* _WHAT IS BEING ASKED_
Leave out the pictures and transcribe everything else exactly.

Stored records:
------------------------------------
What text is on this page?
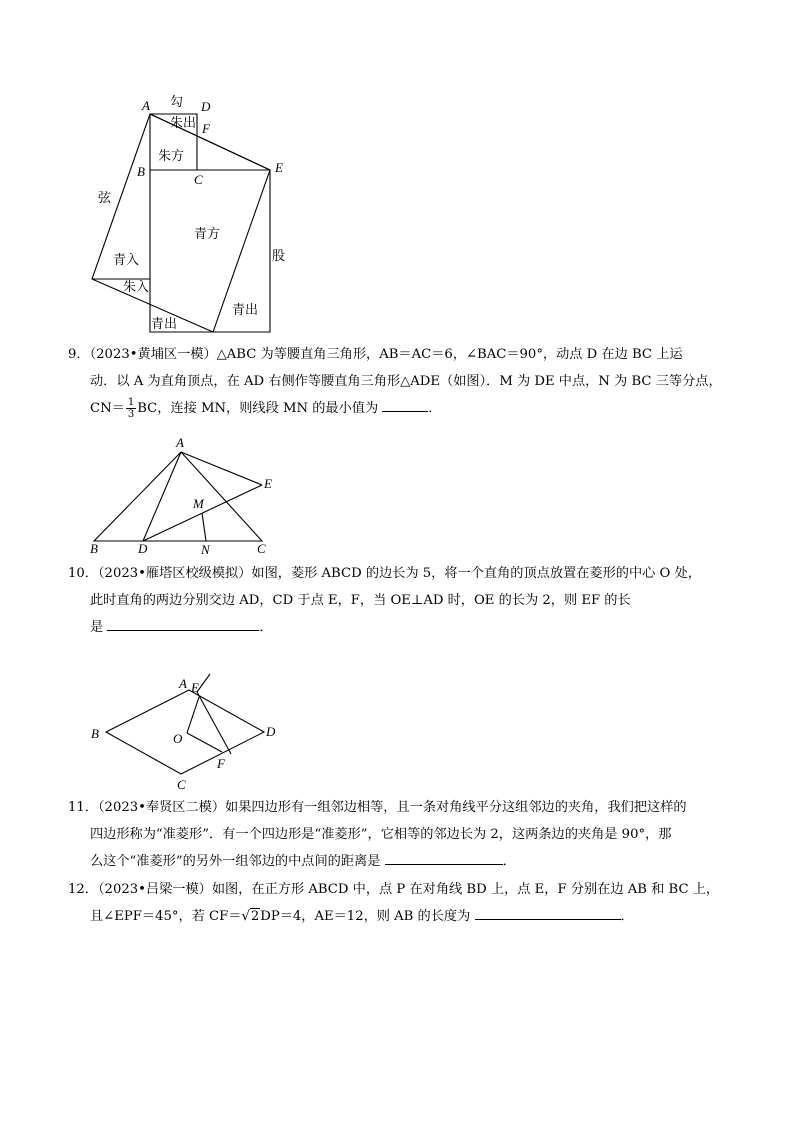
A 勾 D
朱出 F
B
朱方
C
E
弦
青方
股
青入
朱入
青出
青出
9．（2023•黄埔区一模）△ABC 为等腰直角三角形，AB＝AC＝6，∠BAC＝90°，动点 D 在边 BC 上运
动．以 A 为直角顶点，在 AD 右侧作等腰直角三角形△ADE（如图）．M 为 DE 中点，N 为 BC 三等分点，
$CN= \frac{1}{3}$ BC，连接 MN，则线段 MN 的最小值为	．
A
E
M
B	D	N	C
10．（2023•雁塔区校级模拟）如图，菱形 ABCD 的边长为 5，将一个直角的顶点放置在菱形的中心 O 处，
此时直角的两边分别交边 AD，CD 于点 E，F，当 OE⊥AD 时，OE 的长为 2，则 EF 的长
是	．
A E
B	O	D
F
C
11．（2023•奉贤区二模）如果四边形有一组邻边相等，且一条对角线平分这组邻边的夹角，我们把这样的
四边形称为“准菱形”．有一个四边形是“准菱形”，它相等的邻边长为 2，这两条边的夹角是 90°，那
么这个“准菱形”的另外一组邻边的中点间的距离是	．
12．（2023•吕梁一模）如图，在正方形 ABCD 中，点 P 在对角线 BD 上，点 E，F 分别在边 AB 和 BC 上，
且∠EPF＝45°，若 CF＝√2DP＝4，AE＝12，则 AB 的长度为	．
------------------------------------
* _RESULT_
What text is on this page?
A 勾 D
朱出 F
B
朱方
C
E
弦
青方
股
青入
朱入
青出
青出
9．（2023•黄埔区一模）△ABC 为等腰直角三角形，AB＝AC＝6，∠BAC＝90°，动点 D 在边 BC 上运
动．以 A 为直角顶点，在 AD 右侧作等腰直角三角形△ADE（如图）．M 为 DE 中点，N 为 BC 三等分点，
$CN= \frac{1}{3}$ BC，连接 MN，则线段 MN 的最小值为	．
A
E
M
B	D	N	C
10．（2023•雁塔区校级模拟）如图，菱形 ABCD 的边长为 5，将一个直角的顶点放置在菱形的中心 O 处，
此时直角的两边分别交边 AD，CD 于点 E，F，当 OE⊥AD 时，OE 的长为 2，则 EF 的长
是	．
A E
B	O	D
F
C
11．（2023•奉贤区二模）如果四边形有一组邻边相等，且一条对角线平分这组邻边的夹角，我们把这样的
四边形称为“准菱形”．有一个四边形是“准菱形”，它相等的邻边长为 2，这两条边的夹角是 90°，那
么这个“准菱形”的另外一组邻边的中点间的距离是	．
12．（2023•吕梁一模）如图，在正方形 ABCD 中，点 P 在对角线 BD 上，点 E，F 分别在边 AB 和 BC 上，
且∠EPF＝45°，若 CF＝√2DP＝4，AE＝12，则 AB 的长度为	．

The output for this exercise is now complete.